* _Short exercise_
Reproduce the records below in full and exactly, without their images.

* _Provided records_
########
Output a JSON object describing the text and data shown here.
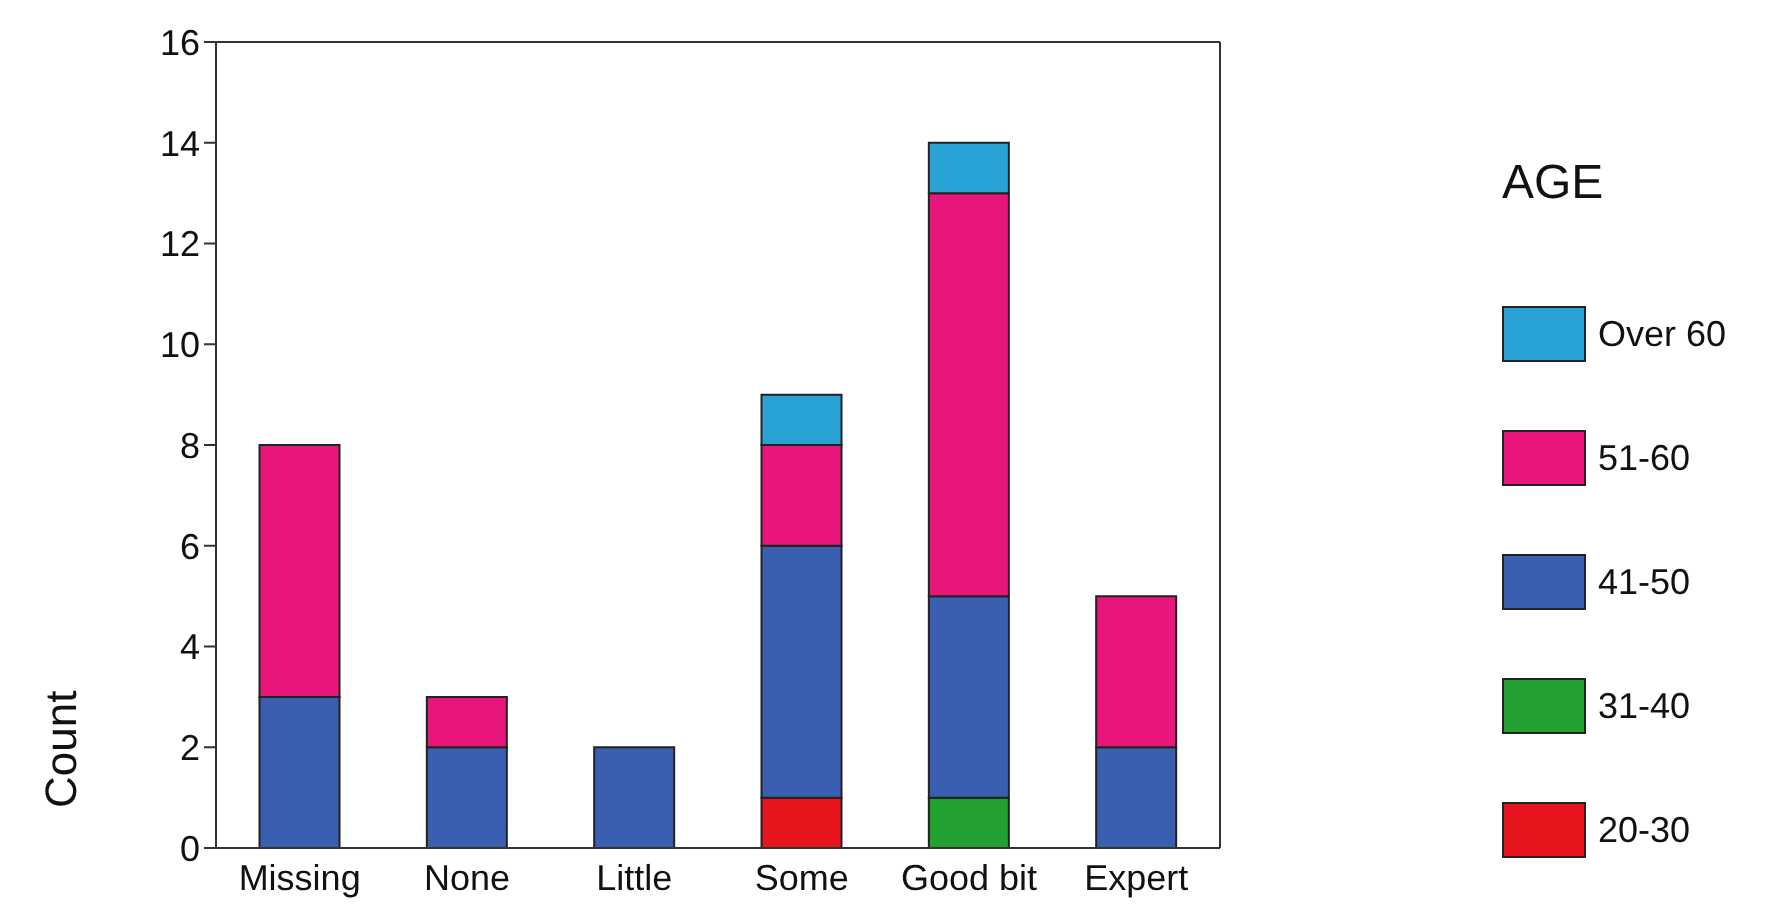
{
  "chart_data": {
    "type": "bar",
    "stacked": true,
    "ylabel": "Count",
    "legend_title": "AGE",
    "legend": "right",
    "categories": [
      "Missing",
      "None",
      "Little",
      "Some",
      "Good bit",
      "Expert"
    ],
    "ylim": [
      0,
      16
    ],
    "yticks": [
      0,
      2,
      4,
      6,
      8,
      10,
      12,
      14,
      16
    ],
    "grid": false,
    "series": [
      {
        "name": "20-30",
        "color": "#e8141e",
        "values": [
          0,
          0,
          0,
          1,
          0,
          0
        ]
      },
      {
        "name": "31-40",
        "color": "#22a030",
        "values": [
          0,
          0,
          0,
          0,
          1,
          0
        ]
      },
      {
        "name": "41-50",
        "color": "#3a5fb0",
        "values": [
          3,
          2,
          2,
          5,
          4,
          2
        ]
      },
      {
        "name": "51-60",
        "color": "#e8157a",
        "values": [
          5,
          1,
          0,
          2,
          8,
          3
        ]
      },
      {
        "name": "Over 60",
        "color": "#29a3d6",
        "values": [
          0,
          0,
          0,
          1,
          1,
          0
        ]
      }
    ]
  }
}
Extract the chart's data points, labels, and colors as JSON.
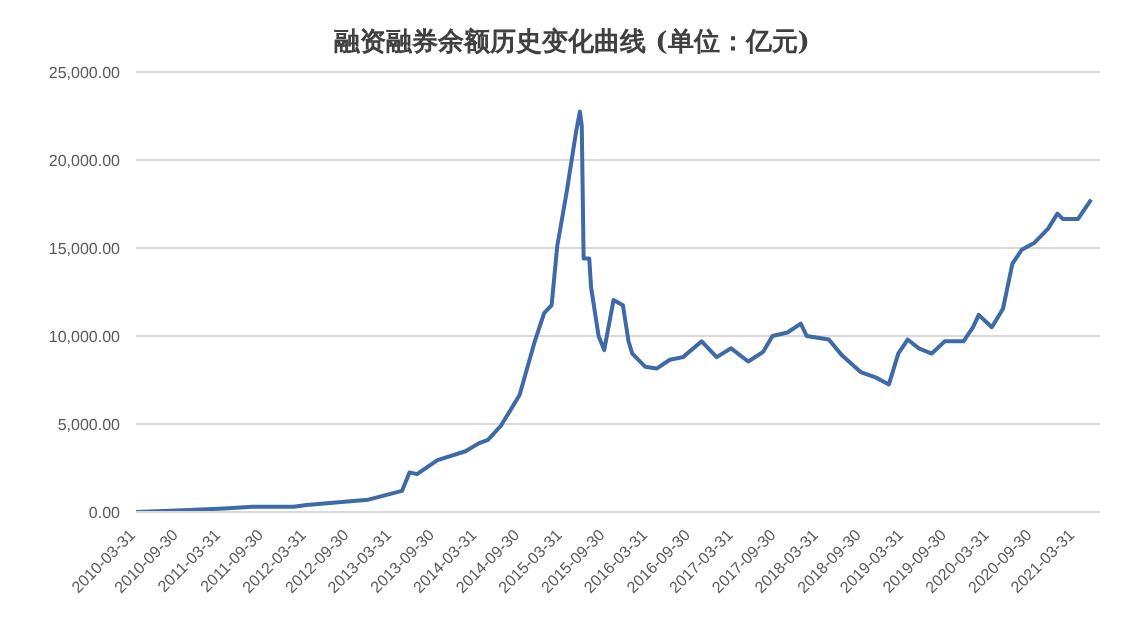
{
  "chart_data": {
    "type": "line",
    "title": "融资融券余额历史变化曲线 (单位：亿元)",
    "x": [
      "2010-03-31",
      "2010-10-18",
      "2011-04-13",
      "2011-08-10",
      "2012-02-03",
      "2012-03-30",
      "2012-09-21",
      "2012-12-19",
      "2013-05-12",
      "2013-06-13",
      "2013-07-15",
      "2013-10-11",
      "2014-02-08",
      "2014-04-05",
      "2014-05-15",
      "2014-07-09",
      "2014-09-27",
      "2014-12-01",
      "2015-01-10",
      "2015-02-11",
      "2015-03-07",
      "2015-04-16",
      "2015-05-26",
      "2015-06-12",
      "2015-06-20",
      "2015-06-28",
      "2015-07-22",
      "2015-07-30",
      "2015-08-31",
      "2015-09-24",
      "2015-11-03",
      "2015-12-13",
      "2016-01-06",
      "2016-01-22",
      "2016-03-18",
      "2016-05-05",
      "2016-07-01",
      "2016-08-26",
      "2016-11-14",
      "2017-01-17",
      "2017-03-20",
      "2017-06-01",
      "2017-08-04",
      "2017-09-13",
      "2017-11-16",
      "2018-01-12",
      "2018-02-06",
      "2018-05-12",
      "2018-07-07",
      "2018-09-25",
      "2018-11-28",
      "2019-01-24",
      "2019-03-05",
      "2019-04-14",
      "2019-06-01",
      "2019-07-26",
      "2019-09-20",
      "2019-12-09",
      "2020-01-19",
      "2020-02-12",
      "2020-04-08",
      "2020-05-26",
      "2020-07-05",
      "2020-08-14",
      "2020-10-08",
      "2020-12-05",
      "2021-01-14",
      "2021-02-06",
      "2021-04-12",
      "2021-06-07"
    ],
    "series": [
      {
        "color": "#3e6aa8",
        "values": [
          0,
          100,
          200,
          300,
          300,
          400,
          600,
          700,
          1200,
          2250,
          2150,
          2950,
          3450,
          3900,
          4100,
          4900,
          6650,
          9700,
          11300,
          11750,
          15100,
          18150,
          21550,
          22750,
          21950,
          14400,
          14400,
          12750,
          10000,
          9200,
          12050,
          11750,
          9700,
          9000,
          8250,
          8150,
          8650,
          8800,
          9700,
          8800,
          9300,
          8550,
          9100,
          10000,
          10200,
          10700,
          10000,
          9800,
          8900,
          7950,
          7650,
          7250,
          9000,
          9800,
          9300,
          9000,
          9700,
          9700,
          10500,
          11200,
          10500,
          11550,
          14100,
          14900,
          15300,
          16100,
          16950,
          16650,
          16650,
          17750
        ]
      }
    ],
    "xlim": [
      "2010-03-31",
      "2021-07-15"
    ],
    "xticks": [
      "2010-03-31",
      "2010-09-30",
      "2011-03-31",
      "2011-09-30",
      "2012-03-31",
      "2012-09-30",
      "2013-03-31",
      "2013-09-30",
      "2014-03-31",
      "2014-09-30",
      "2015-03-31",
      "2015-09-30",
      "2016-03-31",
      "2016-09-30",
      "2017-03-31",
      "2017-09-30",
      "2018-03-31",
      "2018-09-30",
      "2019-03-31",
      "2019-09-30",
      "2020-03-31",
      "2020-09-30",
      "2021-03-31"
    ],
    "ylim": [
      0,
      25000
    ],
    "yticks": [
      {
        "value": 0,
        "label": "0.00"
      },
      {
        "value": 5000,
        "label": "5,000.00"
      },
      {
        "value": 10000,
        "label": "10,000.00"
      },
      {
        "value": 15000,
        "label": "15,000.00"
      },
      {
        "value": 20000,
        "label": "20,000.00"
      },
      {
        "value": 25000,
        "label": "25,000.00"
      }
    ],
    "grid": "y",
    "marker": "none",
    "line_style": "solid"
  }
}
########
* _Output of the exercise_
Output a JSON object describing the text and data shown here.
{
  "chart_data": {
    "type": "bar",
    "stacked": true,
    "ylabel": "Count",
    "legend_title": "AGE",
    "legend": "right",
    "categories": [
      "Missing",
      "None",
      "Little",
      "Some",
      "Good bit",
      "Expert"
    ],
    "ylim": [
      0,
      16
    ],
    "yticks": [
      0,
      2,
      4,
      6,
      8,
      10,
      12,
      14,
      16
    ],
    "grid": false,
    "series": [
      {
        "name": "20-30",
        "color": "#e8141e",
        "values": [
          0,
          0,
          0,
          1,
          0,
          0
        ]
      },
      {
        "name": "31-40",
        "color": "#22a030",
        "values": [
          0,
          0,
          0,
          0,
          1,
          0
        ]
      },
      {
        "name": "41-50",
        "color": "#3a5fb0",
        "values": [
          3,
          2,
          2,
          5,
          4,
          2
        ]
      },
      {
        "name": "51-60",
        "color": "#e8157a",
        "values": [
          5,
          1,
          0,
          2,
          8,
          3
        ]
      },
      {
        "name": "Over 60",
        "color": "#29a3d6",
        "values": [
          0,
          0,
          0,
          1,
          1,
          0
        ]
      }
    ]
  }
}
Extract the chart's data points, labels, and colors as JSON.
{
  "chart_data": {
    "type": "line",
    "title": "融资融券余额历史变化曲线 (单位：亿元)",
    "x": [
      "2010-03-31",
      "2010-10-18",
      "2011-04-13",
      "2011-08-10",
      "2012-02-03",
      "2012-03-30",
      "2012-09-21",
      "2012-12-19",
      "2013-05-12",
      "2013-06-13",
      "2013-07-15",
      "2013-10-11",
      "2014-02-08",
      "2014-04-05",
      "2014-05-15",
      "2014-07-09",
      "2014-09-27",
      "2014-12-01",
      "2015-01-10",
      "2015-02-11",
      "2015-03-07",
      "2015-04-16",
      "2015-05-26",
      "2015-06-12",
      "2015-06-20",
      "2015-06-28",
      "2015-07-22",
      "2015-07-30",
      "2015-08-31",
      "2015-09-24",
      "2015-11-03",
      "2015-12-13",
      "2016-01-06",
      "2016-01-22",
      "2016-03-18",
      "2016-05-05",
      "2016-07-01",
      "2016-08-26",
      "2016-11-14",
      "2017-01-17",
      "2017-03-20",
      "2017-06-01",
      "2017-08-04",
      "2017-09-13",
      "2017-11-16",
      "2018-01-12",
      "2018-02-06",
      "2018-05-12",
      "2018-07-07",
      "2018-09-25",
      "2018-11-28",
      "2019-01-24",
      "2019-03-05",
      "2019-04-14",
      "2019-06-01",
      "2019-07-26",
      "2019-09-20",
      "2019-12-09",
      "2020-01-19",
      "2020-02-12",
      "2020-04-08",
      "2020-05-26",
      "2020-07-05",
      "2020-08-14",
      "2020-10-08",
      "2020-12-05",
      "2021-01-14",
      "2021-02-06",
      "2021-04-12",
      "2021-06-07"
    ],
    "series": [
      {
        "color": "#3e6aa8",
        "values": [
          0,
          100,
          200,
          300,
          300,
          400,
          600,
          700,
          1200,
          2250,
          2150,
          2950,
          3450,
          3900,
          4100,
          4900,
          6650,
          9700,
          11300,
          11750,
          15100,
          18150,
          21550,
          22750,
          21950,
          14400,
          14400,
          12750,
          10000,
          9200,
          12050,
          11750,
          9700,
          9000,
          8250,
          8150,
          8650,
          8800,
          9700,
          8800,
          9300,
          8550,
          9100,
          10000,
          10200,
          10700,
          10000,
          9800,
          8900,
          7950,
          7650,
          7250,
          9000,
          9800,
          9300,
          9000,
          9700,
          9700,
          10500,
          11200,
          10500,
          11550,
          14100,
          14900,
          15300,
          16100,
          16950,
          16650,
          16650,
          17750
        ]
      }
    ],
    "xlim": [
      "2010-03-31",
      "2021-07-15"
    ],
    "xticks": [
      "2010-03-31",
      "2010-09-30",
      "2011-03-31",
      "2011-09-30",
      "2012-03-31",
      "2012-09-30",
      "2013-03-31",
      "2013-09-30",
      "2014-03-31",
      "2014-09-30",
      "2015-03-31",
      "2015-09-30",
      "2016-03-31",
      "2016-09-30",
      "2017-03-31",
      "2017-09-30",
      "2018-03-31",
      "2018-09-30",
      "2019-03-31",
      "2019-09-30",
      "2020-03-31",
      "2020-09-30",
      "2021-03-31"
    ],
    "ylim": [
      0,
      25000
    ],
    "yticks": [
      {
        "value": 0,
        "label": "0.00"
      },
      {
        "value": 5000,
        "label": "5,000.00"
      },
      {
        "value": 10000,
        "label": "10,000.00"
      },
      {
        "value": 15000,
        "label": "15,000.00"
      },
      {
        "value": 20000,
        "label": "20,000.00"
      },
      {
        "value": 25000,
        "label": "25,000.00"
      }
    ],
    "grid": "y",
    "marker": "none",
    "line_style": "solid"
  }
}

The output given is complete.